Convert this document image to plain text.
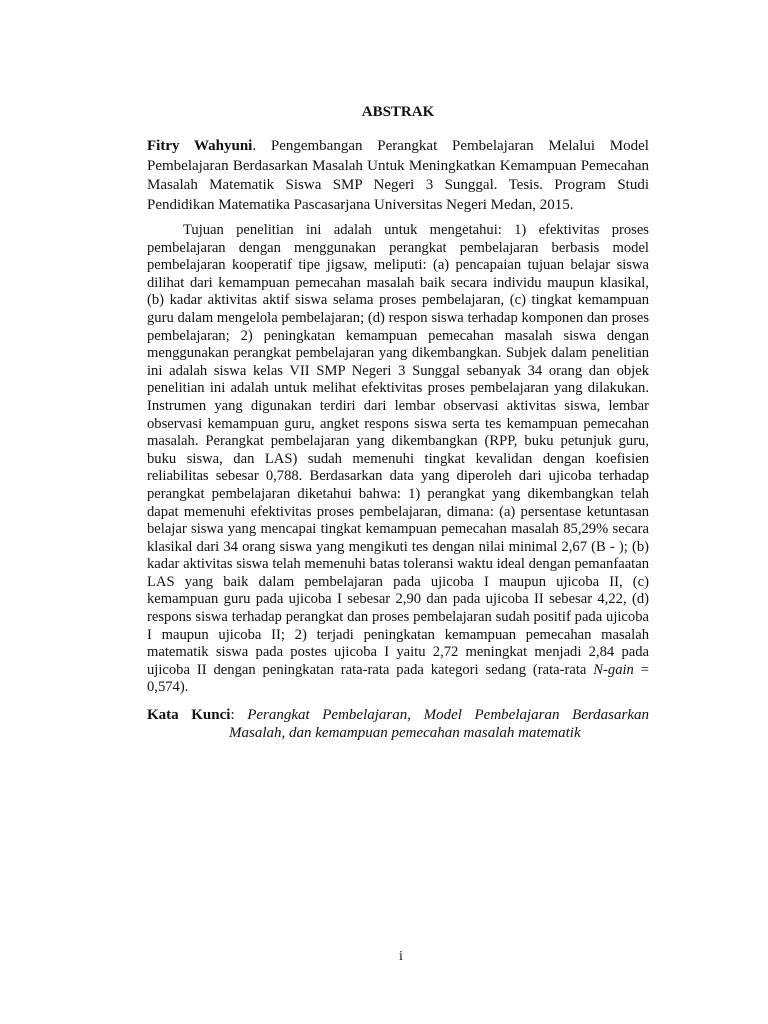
ABSTRAK
Fitry Wahyuni. Pengembangan Perangkat Pembelajaran Melalui Model Pembelajaran Berdasarkan Masalah Untuk Meningkatkan Kemampuan Pemecahan Masalah Matematik Siswa SMP Negeri 3 Sunggal. Tesis. Program Studi Pendidikan Matematika Pascasarjana Universitas Negeri Medan, 2015.
Tujuan penelitian ini adalah untuk mengetahui: 1) efektivitas proses pembelajaran dengan menggunakan perangkat pembelajaran berbasis model pembelajaran kooperatif tipe jigsaw, meliputi: (a) pencapaian tujuan belajar siswa dilihat dari kemampuan pemecahan masalah baik secara individu maupun klasikal, (b) kadar aktivitas aktif siswa selama proses pembelajaran, (c) tingkat kemampuan guru dalam mengelola pembelajaran; (d) respon siswa terhadap komponen dan proses pembelajaran; 2) peningkatan kemampuan pemecahan masalah siswa dengan menggunakan perangkat pembelajaran yang dikembangkan. Subjek dalam penelitian ini adalah siswa kelas VII SMP Negeri 3 Sunggal sebanyak 34 orang dan objek penelitian ini adalah untuk melihat efektivitas proses pembelajaran yang dilakukan. Instrumen yang digunakan terdiri dari lembar observasi aktivitas siswa, lembar observasi kemampuan guru, angket respons siswa serta tes kemampuan pemecahan masalah. Perangkat pembelajaran yang dikembangkan (RPP, buku petunjuk guru, buku siswa, dan LAS) sudah memenuhi tingkat kevalidan dengan koefisien reliabilitas sebesar 0,788. Berdasarkan data yang diperoleh dari ujicoba terhadap perangkat pembelajaran diketahui bahwa: 1) perangkat yang dikembangkan telah dapat memenuhi efektivitas proses pembelajaran, dimana: (a) persentase ketuntasan belajar siswa yang mencapai tingkat kemampuan pemecahan masalah 85,29% secara klasikal dari 34 orang siswa yang mengikuti tes dengan nilai minimal 2,67 (B - ); (b) kadar aktivitas siswa telah memenuhi batas toleransi waktu ideal dengan pemanfaatan LAS yang baik dalam pembelajaran pada ujicoba I maupun ujicoba II, (c) kemampuan guru pada ujicoba I sebesar 2,90 dan pada ujicoba II sebesar 4,22, (d) respons siswa terhadap perangkat dan proses pembelajaran sudah positif pada ujicoba I maupun ujicoba II; 2) terjadi peningkatan kemampuan pemecahan masalah matematik siswa pada postes ujicoba I yaitu 2,72 meningkat menjadi 2,84 pada ujicoba II dengan peningkatan rata-rata pada kategori sedang (rata-rata N-gain = 0,574).
Kata Kunci: Perangkat Pembelajaran, Model Pembelajaran Berdasarkan Masalah, dan kemampuan pemecahan masalah matematik
i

> [Short problem]
All records should be output exactly, with the pictures left out.

> [Task result]
Convert this document image to plain text.
ABSTRAK
Fitry Wahyuni. Pengembangan Perangkat Pembelajaran Melalui Model Pembelajaran Berdasarkan Masalah Untuk Meningkatkan Kemampuan Pemecahan Masalah Matematik Siswa SMP Negeri 3 Sunggal. Tesis. Program Studi Pendidikan Matematika Pascasarjana Universitas Negeri Medan, 2015.
Tujuan penelitian ini adalah untuk mengetahui: 1) efektivitas proses pembelajaran dengan menggunakan perangkat pembelajaran berbasis model pembelajaran kooperatif tipe jigsaw, meliputi: (a) pencapaian tujuan belajar siswa dilihat dari kemampuan pemecahan masalah baik secara individu maupun klasikal, (b) kadar aktivitas aktif siswa selama proses pembelajaran, (c) tingkat kemampuan guru dalam mengelola pembelajaran; (d) respon siswa terhadap komponen dan proses pembelajaran; 2) peningkatan kemampuan pemecahan masalah siswa dengan menggunakan perangkat pembelajaran yang dikembangkan. Subjek dalam penelitian ini adalah siswa kelas VII SMP Negeri 3 Sunggal sebanyak 34 orang dan objek penelitian ini adalah untuk melihat efektivitas proses pembelajaran yang dilakukan. Instrumen yang digunakan terdiri dari lembar observasi aktivitas siswa, lembar observasi kemampuan guru, angket respons siswa serta tes kemampuan pemecahan masalah. Perangkat pembelajaran yang dikembangkan (RPP, buku petunjuk guru, buku siswa, dan LAS) sudah memenuhi tingkat kevalidan dengan koefisien reliabilitas sebesar 0,788. Berdasarkan data yang diperoleh dari ujicoba terhadap perangkat pembelajaran diketahui bahwa: 1) perangkat yang dikembangkan telah dapat memenuhi efektivitas proses pembelajaran, dimana: (a) persentase ketuntasan belajar siswa yang mencapai tingkat kemampuan pemecahan masalah 85,29% secara klasikal dari 34 orang siswa yang mengikuti tes dengan nilai minimal 2,67 (B - ); (b) kadar aktivitas siswa telah memenuhi batas toleransi waktu ideal dengan pemanfaatan LAS yang baik dalam pembelajaran pada ujicoba I maupun ujicoba II, (c) kemampuan guru pada ujicoba I sebesar 2,90 dan pada ujicoba II sebesar 4,22, (d) respons siswa terhadap perangkat dan proses pembelajaran sudah positif pada ujicoba I maupun ujicoba II; 2) terjadi peningkatan kemampuan pemecahan masalah matematik siswa pada postes ujicoba I yaitu 2,72 meningkat menjadi 2,84 pada ujicoba II dengan peningkatan rata-rata pada kategori sedang (rata-rata N-gain = 0,574).
Kata Kunci: Perangkat Pembelajaran, Model Pembelajaran Berdasarkan Masalah, dan kemampuan pemecahan masalah matematik
i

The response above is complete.